Dataset extract:
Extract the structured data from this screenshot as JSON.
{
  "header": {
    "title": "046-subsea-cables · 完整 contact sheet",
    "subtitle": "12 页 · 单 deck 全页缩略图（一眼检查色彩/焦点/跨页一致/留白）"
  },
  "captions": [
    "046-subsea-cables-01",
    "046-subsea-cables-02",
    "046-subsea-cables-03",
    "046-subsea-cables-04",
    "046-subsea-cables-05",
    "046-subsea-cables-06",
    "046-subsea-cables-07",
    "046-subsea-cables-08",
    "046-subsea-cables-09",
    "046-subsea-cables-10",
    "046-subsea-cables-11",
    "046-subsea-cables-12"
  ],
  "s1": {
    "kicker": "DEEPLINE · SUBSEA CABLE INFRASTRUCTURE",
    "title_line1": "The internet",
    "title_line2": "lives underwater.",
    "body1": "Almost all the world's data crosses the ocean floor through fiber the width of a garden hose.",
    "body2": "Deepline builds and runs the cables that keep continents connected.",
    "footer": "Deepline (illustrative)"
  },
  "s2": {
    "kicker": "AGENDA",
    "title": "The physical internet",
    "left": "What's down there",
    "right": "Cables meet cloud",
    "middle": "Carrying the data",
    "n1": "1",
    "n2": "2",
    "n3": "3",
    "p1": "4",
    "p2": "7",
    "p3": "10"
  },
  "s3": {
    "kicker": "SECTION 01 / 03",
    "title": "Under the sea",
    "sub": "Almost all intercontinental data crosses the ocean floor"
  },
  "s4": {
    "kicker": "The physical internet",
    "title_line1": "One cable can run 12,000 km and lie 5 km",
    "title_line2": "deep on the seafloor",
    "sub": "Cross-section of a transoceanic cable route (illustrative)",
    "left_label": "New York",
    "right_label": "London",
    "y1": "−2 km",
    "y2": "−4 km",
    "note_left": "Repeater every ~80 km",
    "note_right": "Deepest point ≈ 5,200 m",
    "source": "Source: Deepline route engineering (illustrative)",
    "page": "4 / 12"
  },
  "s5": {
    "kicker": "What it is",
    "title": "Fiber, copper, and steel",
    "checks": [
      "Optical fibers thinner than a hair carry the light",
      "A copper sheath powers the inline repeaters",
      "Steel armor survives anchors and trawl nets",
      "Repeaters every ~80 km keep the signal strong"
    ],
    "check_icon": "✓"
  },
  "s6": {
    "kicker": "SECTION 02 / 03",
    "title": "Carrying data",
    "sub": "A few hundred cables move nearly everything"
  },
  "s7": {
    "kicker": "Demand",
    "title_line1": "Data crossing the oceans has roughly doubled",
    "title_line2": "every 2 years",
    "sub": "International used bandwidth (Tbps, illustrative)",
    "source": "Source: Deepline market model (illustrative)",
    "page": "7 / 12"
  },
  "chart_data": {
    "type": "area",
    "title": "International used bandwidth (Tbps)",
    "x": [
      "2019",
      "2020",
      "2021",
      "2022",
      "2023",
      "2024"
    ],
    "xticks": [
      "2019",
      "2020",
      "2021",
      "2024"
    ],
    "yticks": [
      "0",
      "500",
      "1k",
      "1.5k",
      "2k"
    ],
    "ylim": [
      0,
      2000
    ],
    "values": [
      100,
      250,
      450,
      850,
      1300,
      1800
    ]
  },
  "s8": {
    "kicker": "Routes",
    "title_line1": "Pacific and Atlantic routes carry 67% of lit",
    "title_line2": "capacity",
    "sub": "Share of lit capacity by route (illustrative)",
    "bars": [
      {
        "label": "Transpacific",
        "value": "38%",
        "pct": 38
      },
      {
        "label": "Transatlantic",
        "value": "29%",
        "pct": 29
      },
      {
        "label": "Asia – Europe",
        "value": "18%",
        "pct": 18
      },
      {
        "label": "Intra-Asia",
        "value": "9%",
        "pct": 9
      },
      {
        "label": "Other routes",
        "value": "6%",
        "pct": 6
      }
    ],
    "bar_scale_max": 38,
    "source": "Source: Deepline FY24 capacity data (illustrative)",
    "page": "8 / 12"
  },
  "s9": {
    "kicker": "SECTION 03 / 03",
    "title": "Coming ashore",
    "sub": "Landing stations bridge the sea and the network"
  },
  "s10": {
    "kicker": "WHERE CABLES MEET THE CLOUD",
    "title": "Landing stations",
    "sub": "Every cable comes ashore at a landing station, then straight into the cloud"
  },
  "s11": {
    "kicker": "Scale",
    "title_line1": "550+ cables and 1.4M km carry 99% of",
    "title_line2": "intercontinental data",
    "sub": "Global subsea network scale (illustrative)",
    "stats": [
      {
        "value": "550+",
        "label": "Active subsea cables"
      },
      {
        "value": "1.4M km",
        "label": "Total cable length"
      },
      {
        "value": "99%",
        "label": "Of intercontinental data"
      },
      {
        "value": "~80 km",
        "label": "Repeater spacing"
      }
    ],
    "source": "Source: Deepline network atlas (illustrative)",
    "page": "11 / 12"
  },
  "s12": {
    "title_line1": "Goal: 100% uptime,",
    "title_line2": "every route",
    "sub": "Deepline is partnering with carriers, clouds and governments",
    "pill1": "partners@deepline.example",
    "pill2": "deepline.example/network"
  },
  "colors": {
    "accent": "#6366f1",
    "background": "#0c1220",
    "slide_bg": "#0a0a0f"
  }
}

Exercise aim: Write the entire listing out again, word for word.

Result:
Extract the structured data from this screenshot as JSON.
{
  "header": {
    "title": "046-subsea-cables · 完整 contact sheet",
    "subtitle": "12 页 · 单 deck 全页缩略图（一眼检查色彩/焦点/跨页一致/留白）"
  },
  "captions": [
    "046-subsea-cables-01",
    "046-subsea-cables-02",
    "046-subsea-cables-03",
    "046-subsea-cables-04",
    "046-subsea-cables-05",
    "046-subsea-cables-06",
    "046-subsea-cables-07",
    "046-subsea-cables-08",
    "046-subsea-cables-09",
    "046-subsea-cables-10",
    "046-subsea-cables-11",
    "046-subsea-cables-12"
  ],
  "s1": {
    "kicker": "DEEPLINE · SUBSEA CABLE INFRASTRUCTURE",
    "title_line1": "The internet",
    "title_line2": "lives underwater.",
    "body1": "Almost all the world's data crosses the ocean floor through fiber the width of a garden hose.",
    "body2": "Deepline builds and runs the cables that keep continents connected.",
    "footer": "Deepline (illustrative)"
  },
  "s2": {
    "kicker": "AGENDA",
    "title": "The physical internet",
    "left": "What's down there",
    "right": "Cables meet cloud",
    "middle": "Carrying the data",
    "n1": "1",
    "n2": "2",
    "n3": "3",
    "p1": "4",
    "p2": "7",
    "p3": "10"
  },
  "s3": {
    "kicker": "SECTION 01 / 03",
    "title": "Under the sea",
    "sub": "Almost all intercontinental data crosses the ocean floor"
  },
  "s4": {
    "kicker": "The physical internet",
    "title_line1": "One cable can run 12,000 km and lie 5 km",
    "title_line2": "deep on the seafloor",
    "sub": "Cross-section of a transoceanic cable route (illustrative)",
    "left_label": "New York",
    "right_label": "London",
    "y1": "−2 km",
    "y2": "−4 km",
    "note_left": "Repeater every ~80 km",
    "note_right": "Deepest point ≈ 5,200 m",
    "source": "Source: Deepline route engineering (illustrative)",
    "page": "4 / 12"
  },
  "s5": {
    "kicker": "What it is",
    "title": "Fiber, copper, and steel",
    "checks": [
      "Optical fibers thinner than a hair carry the light",
      "A copper sheath powers the inline repeaters",
      "Steel armor survives anchors and trawl nets",
      "Repeaters every ~80 km keep the signal strong"
    ],
    "check_icon": "✓"
  },
  "s6": {
    "kicker": "SECTION 02 / 03",
    "title": "Carrying data",
    "sub": "A few hundred cables move nearly everything"
  },
  "s7": {
    "kicker": "Demand",
    "title_line1": "Data crossing the oceans has roughly doubled",
    "title_line2": "every 2 years",
    "sub": "International used bandwidth (Tbps, illustrative)",
    "source": "Source: Deepline market model (illustrative)",
    "page": "7 / 12"
  },
  "chart_data": {
    "type": "area",
    "title": "International used bandwidth (Tbps)",
    "x": [
      "2019",
      "2020",
      "2021",
      "2022",
      "2023",
      "2024"
    ],
    "xticks": [
      "2019",
      "2020",
      "2021",
      "2024"
    ],
    "yticks": [
      "0",
      "500",
      "1k",
      "1.5k",
      "2k"
    ],
    "ylim": [
      0,
      2000
    ],
    "values": [
      100,
      250,
      450,
      850,
      1300,
      1800
    ]
  },
  "s8": {
    "kicker": "Routes",
    "title_line1": "Pacific and Atlantic routes carry 67% of lit",
    "title_line2": "capacity",
    "sub": "Share of lit capacity by route (illustrative)",
    "bars": [
      {
        "label": "Transpacific",
        "value": "38%",
        "pct": 38
      },
      {
        "label": "Transatlantic",
        "value": "29%",
        "pct": 29
      },
      {
        "label": "Asia – Europe",
        "value": "18%",
        "pct": 18
      },
      {
        "label": "Intra-Asia",
        "value": "9%",
        "pct": 9
      },
      {
        "label": "Other routes",
        "value": "6%",
        "pct": 6
      }
    ],
    "bar_scale_max": 38,
    "source": "Source: Deepline FY24 capacity data (illustrative)",
    "page": "8 / 12"
  },
  "s9": {
    "kicker": "SECTION 03 / 03",
    "title": "Coming ashore",
    "sub": "Landing stations bridge the sea and the network"
  },
  "s10": {
    "kicker": "WHERE CABLES MEET THE CLOUD",
    "title": "Landing stations",
    "sub": "Every cable comes ashore at a landing station, then straight into the cloud"
  },
  "s11": {
    "kicker": "Scale",
    "title_line1": "550+ cables and 1.4M km carry 99% of",
    "title_line2": "intercontinental data",
    "sub": "Global subsea network scale (illustrative)",
    "stats": [
      {
        "value": "550+",
        "label": "Active subsea cables"
      },
      {
        "value": "1.4M km",
        "label": "Total cable length"
      },
      {
        "value": "99%",
        "label": "Of intercontinental data"
      },
      {
        "value": "~80 km",
        "label": "Repeater spacing"
      }
    ],
    "source": "Source: Deepline network atlas (illustrative)",
    "page": "11 / 12"
  },
  "s12": {
    "title_line1": "Goal: 100% uptime,",
    "title_line2": "every route",
    "sub": "Deepline is partnering with carriers, clouds and governments",
    "pill1": "partners@deepline.example",
    "pill2": "deepline.example/network"
  },
  "colors": {
    "accent": "#6366f1",
    "background": "#0c1220",
    "slide_bg": "#0a0a0f"
  }
}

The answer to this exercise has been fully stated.